▶ **Exercise aim**: Retype the listing that follows, exactly as written.
## Begin
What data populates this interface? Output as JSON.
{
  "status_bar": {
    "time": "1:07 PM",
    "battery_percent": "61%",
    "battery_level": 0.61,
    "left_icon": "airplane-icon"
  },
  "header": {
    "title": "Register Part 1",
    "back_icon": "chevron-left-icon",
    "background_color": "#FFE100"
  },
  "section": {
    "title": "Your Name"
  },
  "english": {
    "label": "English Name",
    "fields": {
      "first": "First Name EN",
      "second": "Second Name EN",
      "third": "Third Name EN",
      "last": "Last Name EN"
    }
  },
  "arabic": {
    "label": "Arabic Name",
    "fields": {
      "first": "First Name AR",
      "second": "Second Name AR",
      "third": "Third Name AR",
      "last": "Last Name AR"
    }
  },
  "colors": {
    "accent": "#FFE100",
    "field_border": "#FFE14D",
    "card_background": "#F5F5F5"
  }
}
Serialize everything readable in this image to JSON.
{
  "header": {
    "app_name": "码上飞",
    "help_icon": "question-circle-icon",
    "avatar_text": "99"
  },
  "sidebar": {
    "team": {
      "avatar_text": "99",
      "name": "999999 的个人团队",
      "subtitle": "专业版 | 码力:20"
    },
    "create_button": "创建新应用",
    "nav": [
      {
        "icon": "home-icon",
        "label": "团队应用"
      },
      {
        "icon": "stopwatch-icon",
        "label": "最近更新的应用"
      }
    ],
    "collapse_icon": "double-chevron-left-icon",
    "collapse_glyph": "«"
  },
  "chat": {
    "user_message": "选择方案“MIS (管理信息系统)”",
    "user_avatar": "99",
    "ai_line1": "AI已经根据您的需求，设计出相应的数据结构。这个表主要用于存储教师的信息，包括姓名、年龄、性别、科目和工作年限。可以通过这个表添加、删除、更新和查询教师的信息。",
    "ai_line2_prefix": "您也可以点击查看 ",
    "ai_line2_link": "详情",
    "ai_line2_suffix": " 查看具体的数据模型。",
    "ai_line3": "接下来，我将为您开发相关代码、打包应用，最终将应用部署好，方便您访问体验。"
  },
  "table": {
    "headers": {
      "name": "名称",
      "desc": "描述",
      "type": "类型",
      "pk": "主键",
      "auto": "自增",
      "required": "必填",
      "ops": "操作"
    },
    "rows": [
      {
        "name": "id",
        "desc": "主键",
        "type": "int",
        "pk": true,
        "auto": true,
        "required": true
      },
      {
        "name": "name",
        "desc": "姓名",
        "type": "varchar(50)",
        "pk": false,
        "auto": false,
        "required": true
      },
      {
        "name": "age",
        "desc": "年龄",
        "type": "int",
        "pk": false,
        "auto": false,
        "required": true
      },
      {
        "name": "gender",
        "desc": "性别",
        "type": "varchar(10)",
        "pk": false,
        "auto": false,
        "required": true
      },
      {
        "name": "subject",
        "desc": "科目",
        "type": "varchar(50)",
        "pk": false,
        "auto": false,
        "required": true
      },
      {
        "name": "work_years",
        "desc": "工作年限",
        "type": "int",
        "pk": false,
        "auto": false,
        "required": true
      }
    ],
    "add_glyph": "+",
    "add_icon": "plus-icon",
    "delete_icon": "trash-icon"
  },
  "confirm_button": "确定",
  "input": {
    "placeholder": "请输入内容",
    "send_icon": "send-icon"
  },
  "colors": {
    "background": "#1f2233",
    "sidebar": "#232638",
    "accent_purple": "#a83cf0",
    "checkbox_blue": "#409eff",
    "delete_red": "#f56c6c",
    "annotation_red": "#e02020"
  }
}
## End
▶ **Exercise result**:
What data populates this interface? Output as JSON.
{
  "status_bar": {
    "time": "1:07 PM",
    "battery_percent": "61%",
    "battery_level": 0.61,
    "left_icon": "airplane-icon"
  },
  "header": {
    "title": "Register Part 1",
    "back_icon": "chevron-left-icon",
    "background_color": "#FFE100"
  },
  "section": {
    "title": "Your Name"
  },
  "english": {
    "label": "English Name",
    "fields": {
      "first": "First Name EN",
      "second": "Second Name EN",
      "third": "Third Name EN",
      "last": "Last Name EN"
    }
  },
  "arabic": {
    "label": "Arabic Name",
    "fields": {
      "first": "First Name AR",
      "second": "Second Name AR",
      "third": "Third Name AR",
      "last": "Last Name AR"
    }
  },
  "colors": {
    "accent": "#FFE100",
    "field_border": "#FFE14D",
    "card_background": "#F5F5F5"
  }
}
Serialize everything readable in this image to JSON.
{
  "header": {
    "app_name": "码上飞",
    "help_icon": "question-circle-icon",
    "avatar_text": "99"
  },
  "sidebar": {
    "team": {
      "avatar_text": "99",
      "name": "999999 的个人团队",
      "subtitle": "专业版 | 码力:20"
    },
    "create_button": "创建新应用",
    "nav": [
      {
        "icon": "home-icon",
        "label": "团队应用"
      },
      {
        "icon": "stopwatch-icon",
        "label": "最近更新的应用"
      }
    ],
    "collapse_icon": "double-chevron-left-icon",
    "collapse_glyph": "«"
  },
  "chat": {
    "user_message": "选择方案“MIS (管理信息系统)”",
    "user_avatar": "99",
    "ai_line1": "AI已经根据您的需求，设计出相应的数据结构。这个表主要用于存储教师的信息，包括姓名、年龄、性别、科目和工作年限。可以通过这个表添加、删除、更新和查询教师的信息。",
    "ai_line2_prefix": "您也可以点击查看 ",
    "ai_line2_link": "详情",
    "ai_line2_suffix": " 查看具体的数据模型。",
    "ai_line3": "接下来，我将为您开发相关代码、打包应用，最终将应用部署好，方便您访问体验。"
  },
  "table": {
    "headers": {
      "name": "名称",
      "desc": "描述",
      "type": "类型",
      "pk": "主键",
      "auto": "自增",
      "required": "必填",
      "ops": "操作"
    },
    "rows": [
      {
        "name": "id",
        "desc": "主键",
        "type": "int",
        "pk": true,
        "auto": true,
        "required": true
      },
      {
        "name": "name",
        "desc": "姓名",
        "type": "varchar(50)",
        "pk": false,
        "auto": false,
        "required": true
      },
      {
        "name": "age",
        "desc": "年龄",
        "type": "int",
        "pk": false,
        "auto": false,
        "required": true
      },
      {
        "name": "gender",
        "desc": "性别",
        "type": "varchar(10)",
        "pk": false,
        "auto": false,
        "required": true
      },
      {
        "name": "subject",
        "desc": "科目",
        "type": "varchar(50)",
        "pk": false,
        "auto": false,
        "required": true
      },
      {
        "name": "work_years",
        "desc": "工作年限",
        "type": "int",
        "pk": false,
        "auto": false,
        "required": true
      }
    ],
    "add_glyph": "+",
    "add_icon": "plus-icon",
    "delete_icon": "trash-icon"
  },
  "confirm_button": "确定",
  "input": {
    "placeholder": "请输入内容",
    "send_icon": "send-icon"
  },
  "colors": {
    "background": "#1f2233",
    "sidebar": "#232638",
    "accent_purple": "#a83cf0",
    "checkbox_blue": "#409eff",
    "delete_red": "#f56c6c",
    "annotation_red": "#e02020"
  }
}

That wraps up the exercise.